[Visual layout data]

####

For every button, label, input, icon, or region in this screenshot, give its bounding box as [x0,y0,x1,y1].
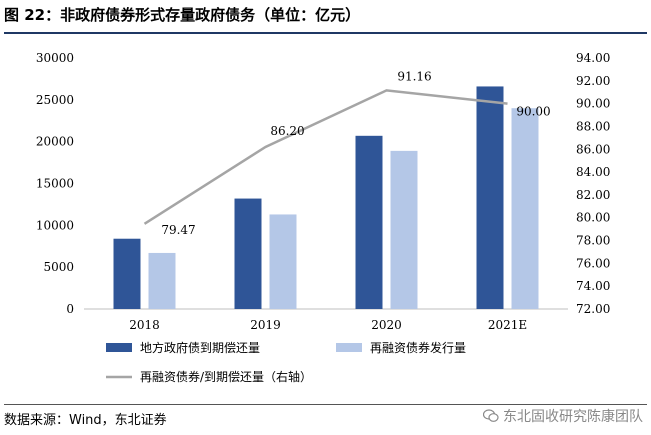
legend-swatch [336,343,362,352]
y-right-tick-label: 94.00 [576,51,610,65]
footer-divider [4,404,647,405]
x-tick-label: 2019 [250,318,281,332]
y-right-tick-label: 92.00 [576,74,610,88]
y-left-tick-label: 15000 [36,177,74,191]
wechat-icon [483,409,499,422]
ratio-line [143,89,508,225]
title-divider [4,32,647,34]
y-right-tick-label: 90.00 [576,97,610,111]
chart-canvas: 0 5000 10000 15000 20000 25000 30000 72.00 74.00… [36,51,611,384]
chart-title: 图 22：非政府债券形式存量政府债务（单位：亿元） [4,6,361,24]
y-right-tick-label: 74.00 [576,279,610,293]
x-tick-label: 2018 [129,318,160,332]
bar-maturity [234,198,262,309]
ratio-data-label: 79.47 [161,223,195,237]
bar-refinancing [148,252,176,309]
bar-maturity [355,135,383,309]
y-left-tick-label: 25000 [36,93,74,107]
source-note: 数据来源：Wind，东北证券 [4,413,167,428]
legend-swatch [106,343,132,352]
x-tick-label: 2021E [488,318,527,332]
legend-label: 再融资债券发行量 [370,340,466,355]
bar-refinancing [269,214,297,309]
y-left-tick-label: 10000 [36,218,74,232]
y-left-tick-label: 30000 [36,51,74,65]
watermark: 东北固收研究陈康团队 [483,406,643,426]
ratio-data-label: 86.20 [270,124,304,138]
y-right-tick-label: 78.00 [576,234,610,248]
y-right-tick-label: 80.00 [576,211,610,225]
legend-label: 地方政府债到期偿还量 [140,340,260,355]
y-left-tick-label: 20000 [36,135,74,149]
ratio-data-label: 91.16 [397,69,431,83]
bar-refinancing [511,108,539,309]
y-right-tick-label: 86.00 [576,142,610,156]
legend-label: 再融资债券/到期偿还量（右轴） [140,369,312,384]
y-right-tick-label: 88.00 [576,119,610,133]
ratio-data-label: 90.00 [516,105,550,119]
y-right-tick-label: 82.00 [576,188,610,202]
y-right-tick-label: 72.00 [576,302,610,316]
x-tick-label: 2020 [371,318,402,332]
bar-maturity [476,86,504,310]
y-right-tick-label: 84.00 [576,165,610,179]
watermark-text: 东北固收研究陈康团队 [503,409,643,425]
y-left-tick-label: 0 [66,302,74,316]
bar-refinancing [390,150,418,309]
y-right-tick-label: 76.00 [576,256,610,270]
y-left-tick-label: 5000 [43,260,74,274]
bar-maturity [113,238,141,309]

####

What is expected: Copy all of the data above word for word, leaving out the pictures.

Solution to this problem:
For every button, label, input, icon, or region in this screenshot, give its bounding box as [x0,y0,x1,y1].
legend-swatch [336,343,362,352]
y-right-tick-label: 94.00 [576,51,610,65]
footer-divider [4,404,647,405]
x-tick-label: 2019 [250,318,281,332]
y-right-tick-label: 92.00 [576,74,610,88]
y-left-tick-label: 15000 [36,177,74,191]
wechat-icon [483,409,499,422]
ratio-line [143,89,508,225]
title-divider [4,32,647,34]
y-right-tick-label: 90.00 [576,97,610,111]
chart-canvas: 0 5000 10000 15000 20000 25000 30000 72.00 74.00… [36,51,611,384]
chart-title: 图 22：非政府债券形式存量政府债务（单位：亿元） [4,6,361,24]
y-right-tick-label: 74.00 [576,279,610,293]
x-tick-label: 2018 [129,318,160,332]
bar-maturity [234,198,262,309]
ratio-data-label: 79.47 [161,223,195,237]
bar-refinancing [148,252,176,309]
bar-maturity [355,135,383,309]
y-left-tick-label: 25000 [36,93,74,107]
source-note: 数据来源：Wind，东北证券 [4,413,167,428]
legend-swatch [106,343,132,352]
x-tick-label: 2021E [488,318,527,332]
legend-label: 再融资债券发行量 [370,340,466,355]
bar-refinancing [269,214,297,309]
y-left-tick-label: 10000 [36,218,74,232]
y-left-tick-label: 30000 [36,51,74,65]
watermark: 东北固收研究陈康团队 [483,406,643,426]
ratio-data-label: 86.20 [270,124,304,138]
y-right-tick-label: 78.00 [576,234,610,248]
y-right-tick-label: 80.00 [576,211,610,225]
legend-label: 地方政府债到期偿还量 [140,340,260,355]
y-left-tick-label: 20000 [36,135,74,149]
ratio-data-label: 91.16 [397,69,431,83]
bar-refinancing [511,108,539,309]
y-right-tick-label: 86.00 [576,142,610,156]
legend-label: 再融资债券/到期偿还量（右轴） [140,369,312,384]
y-right-tick-label: 88.00 [576,119,610,133]
ratio-data-label: 90.00 [516,105,550,119]
y-right-tick-label: 82.00 [576,188,610,202]
y-right-tick-label: 72.00 [576,302,610,316]
x-tick-label: 2020 [371,318,402,332]
bar-maturity [476,86,504,310]
y-right-tick-label: 84.00 [576,165,610,179]
watermark-text: 东北固收研究陈康团队 [503,409,643,425]
y-left-tick-label: 0 [66,302,74,316]
bar-refinancing [390,150,418,309]
y-right-tick-label: 76.00 [576,256,610,270]
y-left-tick-label: 5000 [43,260,74,274]
bar-maturity [113,238,141,309]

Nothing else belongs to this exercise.